## Required task
Lines containing the word "xlabel" are to be located and copied.

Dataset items

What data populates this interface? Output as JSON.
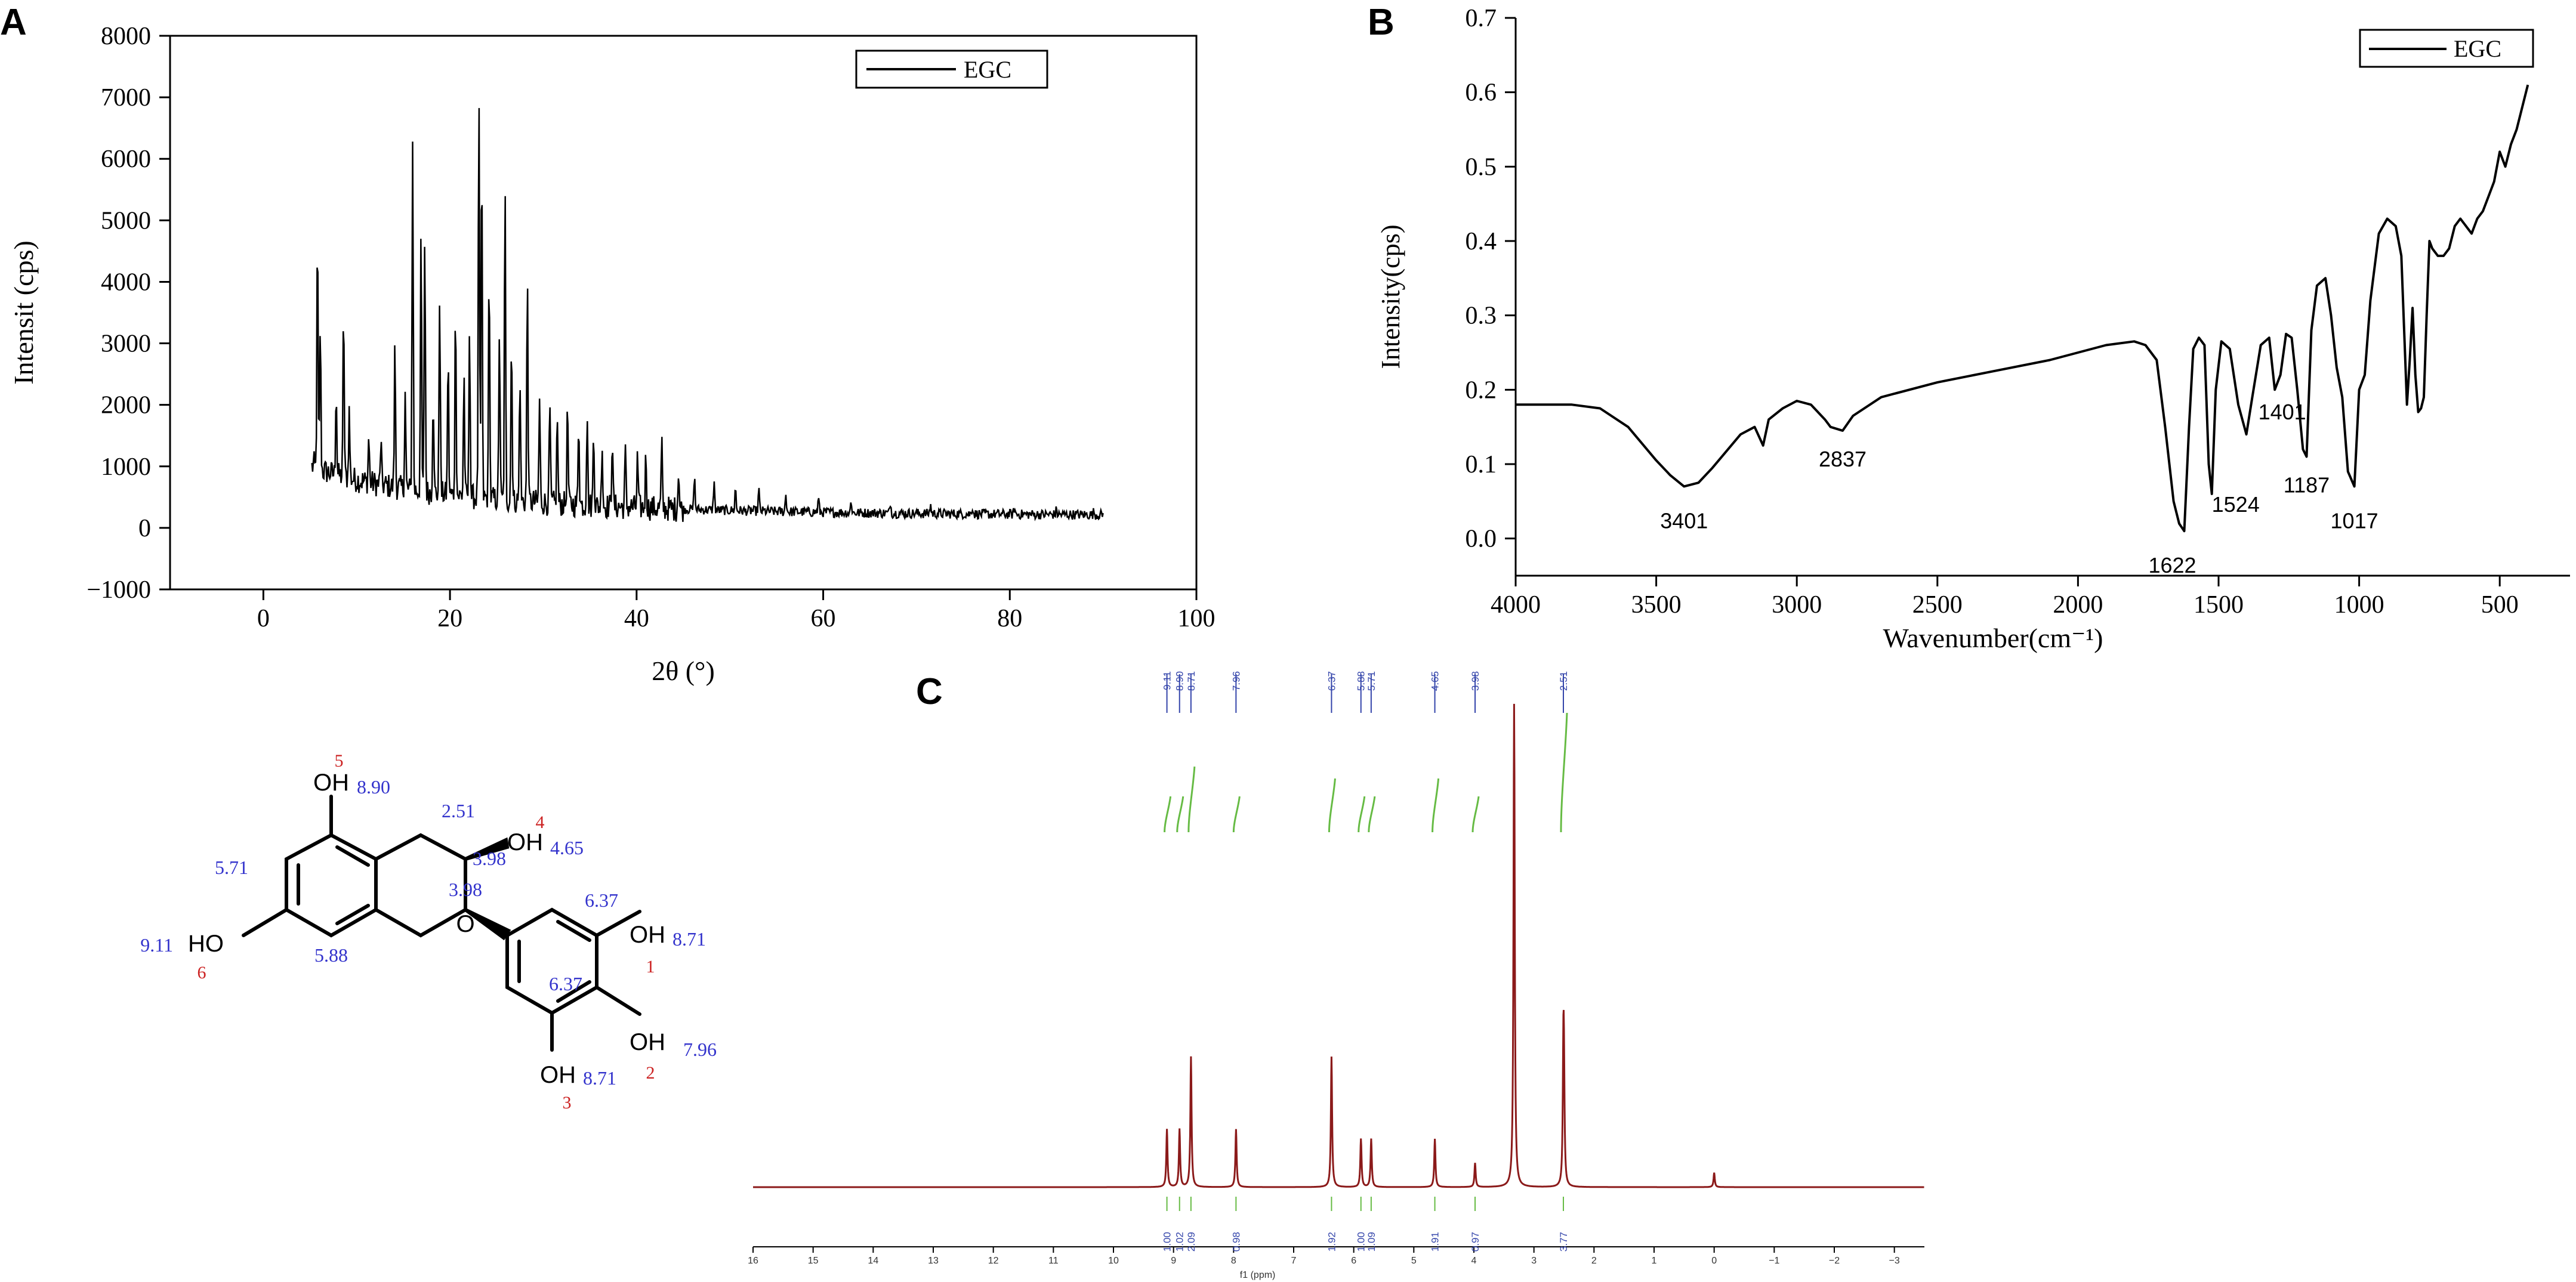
{
  "panels": {
    "A": "A",
    "B": "B",
    "C": "C"
  },
  "chart_data": [
    {
      "panel": "A",
      "type": "line",
      "xlabel": "2θ (°)",
      "ylabel": "Intensit (cps)",
      "xlim": [
        -10,
        100
      ],
      "ylim": [
        -1000,
        8000
      ],
      "xticks": [
        0,
        20,
        40,
        60,
        80,
        100
      ],
      "yticks": [
        -1000,
        0,
        1000,
        2000,
        3000,
        4000,
        5000,
        6000,
        7000,
        8000
      ],
      "xtick_labels": [
        "0",
        "20",
        "40",
        "60",
        "80",
        "100"
      ],
      "ytick_labels": [
        "−1000",
        "0",
        "1000",
        "2000",
        "3000",
        "4000",
        "5000",
        "6000",
        "7000",
        "8000"
      ],
      "legend_position": "top-right",
      "grid": false,
      "series": [
        {
          "name": "EGC",
          "color": "#000000",
          "peaks": [
            [
              5.4,
              1050
            ],
            [
              5.8,
              4750
            ],
            [
              6.1,
              3300
            ],
            [
              7.8,
              2300
            ],
            [
              8.6,
              3550
            ],
            [
              9.2,
              1900
            ],
            [
              11.3,
              1500
            ],
            [
              12.6,
              1400
            ],
            [
              14.1,
              2950
            ],
            [
              15.2,
              2200
            ],
            [
              16.0,
              6400
            ],
            [
              16.9,
              4700
            ],
            [
              17.3,
              4850
            ],
            [
              18.2,
              2200
            ],
            [
              18.9,
              3850
            ],
            [
              19.8,
              2800
            ],
            [
              20.6,
              3650
            ],
            [
              21.5,
              2500
            ],
            [
              22.1,
              3350
            ],
            [
              23.1,
              7050
            ],
            [
              23.4,
              6200
            ],
            [
              24.2,
              4300
            ],
            [
              25.3,
              3300
            ],
            [
              25.9,
              5500
            ],
            [
              26.6,
              3200
            ],
            [
              27.5,
              2500
            ],
            [
              28.3,
              4100
            ],
            [
              29.6,
              2100
            ],
            [
              30.7,
              2000
            ],
            [
              31.5,
              1850
            ],
            [
              32.6,
              2000
            ],
            [
              33.8,
              1800
            ],
            [
              34.7,
              1900
            ],
            [
              35.4,
              1650
            ],
            [
              36.3,
              1400
            ],
            [
              37.4,
              1550
            ],
            [
              38.8,
              1250
            ],
            [
              40.1,
              1150
            ],
            [
              41.0,
              1200
            ],
            [
              42.7,
              1350
            ],
            [
              44.5,
              1000
            ],
            [
              46.2,
              850
            ],
            [
              48.3,
              750
            ],
            [
              50.6,
              650
            ],
            [
              53.1,
              620
            ],
            [
              56.0,
              550
            ],
            [
              59.5,
              480
            ],
            [
              63.0,
              440
            ],
            [
              67.2,
              420
            ],
            [
              71.5,
              380
            ],
            [
              76.0,
              350
            ],
            [
              80.5,
              320
            ],
            [
              85.0,
              290
            ],
            [
              89.0,
              260
            ]
          ]
        }
      ]
    },
    {
      "panel": "B",
      "type": "line",
      "xlabel": "Wavenumber(cm⁻¹)",
      "ylabel": "Intensity(cps)",
      "xlim": [
        4000,
        250
      ],
      "ylim": [
        -0.05,
        0.7
      ],
      "xticks": [
        4000,
        3500,
        3000,
        2500,
        2000,
        1500,
        1000,
        500
      ],
      "yticks": [
        0.0,
        0.1,
        0.2,
        0.3,
        0.4,
        0.5,
        0.6,
        0.7
      ],
      "xtick_labels": [
        "4000",
        "3500",
        "3000",
        "2500",
        "2000",
        "1500",
        "1000",
        "500"
      ],
      "ytick_labels": [
        "0.0",
        "0.1",
        "0.2",
        "0.3",
        "0.4",
        "0.5",
        "0.6",
        "0.7"
      ],
      "legend_position": "top-right",
      "grid": false,
      "series": [
        {
          "name": "EGC",
          "color": "#000000",
          "x": [
            4000,
            3800,
            3700,
            3600,
            3500,
            3450,
            3401,
            3350,
            3300,
            3200,
            3150,
            3120,
            3100,
            3050,
            3000,
            2950,
            2900,
            2880,
            2837,
            2800,
            2700,
            2500,
            2300,
            2100,
            2000,
            1900,
            1800,
            1760,
            1720,
            1690,
            1660,
            1640,
            1622,
            1605,
            1590,
            1570,
            1550,
            1535,
            1524,
            1510,
            1490,
            1460,
            1430,
            1401,
            1380,
            1350,
            1320,
            1300,
            1280,
            1260,
            1240,
            1220,
            1200,
            1187,
            1170,
            1150,
            1120,
            1100,
            1080,
            1060,
            1040,
            1017,
            1000,
            980,
            960,
            930,
            900,
            870,
            850,
            830,
            820,
            810,
            800,
            790,
            780,
            770,
            760,
            750,
            740,
            720,
            700,
            680,
            660,
            640,
            620,
            600,
            580,
            560,
            540,
            520,
            500,
            480,
            460,
            440,
            420,
            400
          ],
          "y": [
            0.18,
            0.18,
            0.175,
            0.15,
            0.105,
            0.085,
            0.07,
            0.075,
            0.095,
            0.14,
            0.15,
            0.125,
            0.16,
            0.175,
            0.185,
            0.18,
            0.16,
            0.15,
            0.145,
            0.165,
            0.19,
            0.21,
            0.225,
            0.24,
            0.25,
            0.26,
            0.265,
            0.26,
            0.24,
            0.15,
            0.05,
            0.02,
            0.01,
            0.15,
            0.255,
            0.27,
            0.26,
            0.1,
            0.06,
            0.2,
            0.265,
            0.255,
            0.18,
            0.14,
            0.19,
            0.26,
            0.27,
            0.2,
            0.22,
            0.275,
            0.27,
            0.2,
            0.12,
            0.11,
            0.28,
            0.34,
            0.35,
            0.3,
            0.23,
            0.19,
            0.09,
            0.07,
            0.2,
            0.22,
            0.32,
            0.41,
            0.43,
            0.42,
            0.38,
            0.18,
            0.24,
            0.31,
            0.22,
            0.17,
            0.175,
            0.19,
            0.3,
            0.4,
            0.39,
            0.38,
            0.38,
            0.39,
            0.42,
            0.43,
            0.42,
            0.41,
            0.43,
            0.44,
            0.46,
            0.48,
            0.52,
            0.5,
            0.53,
            0.55,
            0.58,
            0.61
          ]
        }
      ],
      "annotations": [
        {
          "label": "3401",
          "x": 3401,
          "y": 0.07
        },
        {
          "label": "2837",
          "x": 2837,
          "y": 0.145
        },
        {
          "label": "1622",
          "x": 1622,
          "y": 0.01
        },
        {
          "label": "1524",
          "x": 1524,
          "y": 0.06
        },
        {
          "label": "1401",
          "x": 1401,
          "y": 0.14
        },
        {
          "label": "1187",
          "x": 1187,
          "y": 0.11
        },
        {
          "label": "1017",
          "x": 1017,
          "y": 0.07
        }
      ]
    },
    {
      "panel": "C",
      "type": "line",
      "xlabel": "f1 (ppm)",
      "xlim": [
        16,
        -3.5
      ],
      "xticks": [
        16,
        15,
        14,
        13,
        12,
        11,
        10,
        9,
        8,
        7,
        6,
        5,
        4,
        3,
        2,
        1,
        0,
        -1,
        -2,
        -3
      ],
      "xtick_labels": [
        "16",
        "15",
        "14",
        "13",
        "12",
        "11",
        "10",
        "9",
        "8",
        "7",
        "6",
        "5",
        "4",
        "3",
        "2",
        "1",
        "0",
        "−1",
        "−2",
        "−3"
      ],
      "grid": false,
      "series": [
        {
          "name": "",
          "color": "#8b1a1a",
          "peaks": [
            [
              9.11,
              0.12
            ],
            [
              8.9,
              0.12
            ],
            [
              8.71,
              0.27
            ],
            [
              7.96,
              0.12
            ],
            [
              6.37,
              0.27
            ],
            [
              5.88,
              0.1
            ],
            [
              5.71,
              0.1
            ],
            [
              4.65,
              0.1
            ],
            [
              3.98,
              0.05
            ],
            [
              3.33,
              1.0
            ],
            [
              2.51,
              0.25
            ],
            [
              2.5,
              0.18
            ],
            [
              0.0,
              0.03
            ]
          ]
        }
      ],
      "peak_labels_top": [
        "9.11",
        "8.90",
        "8.71",
        "7.96",
        "6.37",
        "5.88",
        "5.71",
        "4.65",
        "3.98",
        "2.51"
      ],
      "peak_label_x": [
        9.11,
        8.9,
        8.71,
        7.96,
        6.37,
        5.88,
        5.71,
        4.65,
        3.98,
        2.51
      ],
      "integrals": [
        {
          "x": 9.11,
          "label": "1.00"
        },
        {
          "x": 8.9,
          "label": "1.02"
        },
        {
          "x": 8.71,
          "label": "2.09"
        },
        {
          "x": 7.96,
          "label": "0.98"
        },
        {
          "x": 6.37,
          "label": "1.92"
        },
        {
          "x": 5.88,
          "label": "1.00"
        },
        {
          "x": 5.71,
          "label": "1.09"
        },
        {
          "x": 4.65,
          "label": "1.91"
        },
        {
          "x": 3.98,
          "label": "0.97"
        },
        {
          "x": 2.51,
          "label": "3.77"
        }
      ]
    }
  ],
  "structure": {
    "hydroxyls": [
      {
        "group": "OH",
        "shift": "8.90",
        "num": "5"
      },
      {
        "group": "OH",
        "shift": "4.65",
        "num": "4"
      },
      {
        "group": "OH",
        "shift": "8.71",
        "num": "1"
      },
      {
        "group": "OH",
        "shift": "7.96",
        "num": "2"
      },
      {
        "group": "OH",
        "shift": "8.71",
        "num": "3"
      },
      {
        "group": "HO",
        "shift": "9.11",
        "num": "6"
      }
    ],
    "h_shifts": [
      "2.51",
      "3.98",
      "3.98",
      "5.71",
      "5.88",
      "6.37",
      "6.37"
    ],
    "ring_oxygen": "O",
    "colors": {
      "shift": "#3333cc",
      "num": "#cc2222",
      "bond": "#000000"
    }
  }
}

## Written solution
      "xlabel": "2θ (°)",
      "xlabel": "Wavenumber(cm⁻¹)",
      "xlabel": "f1 (ppm)",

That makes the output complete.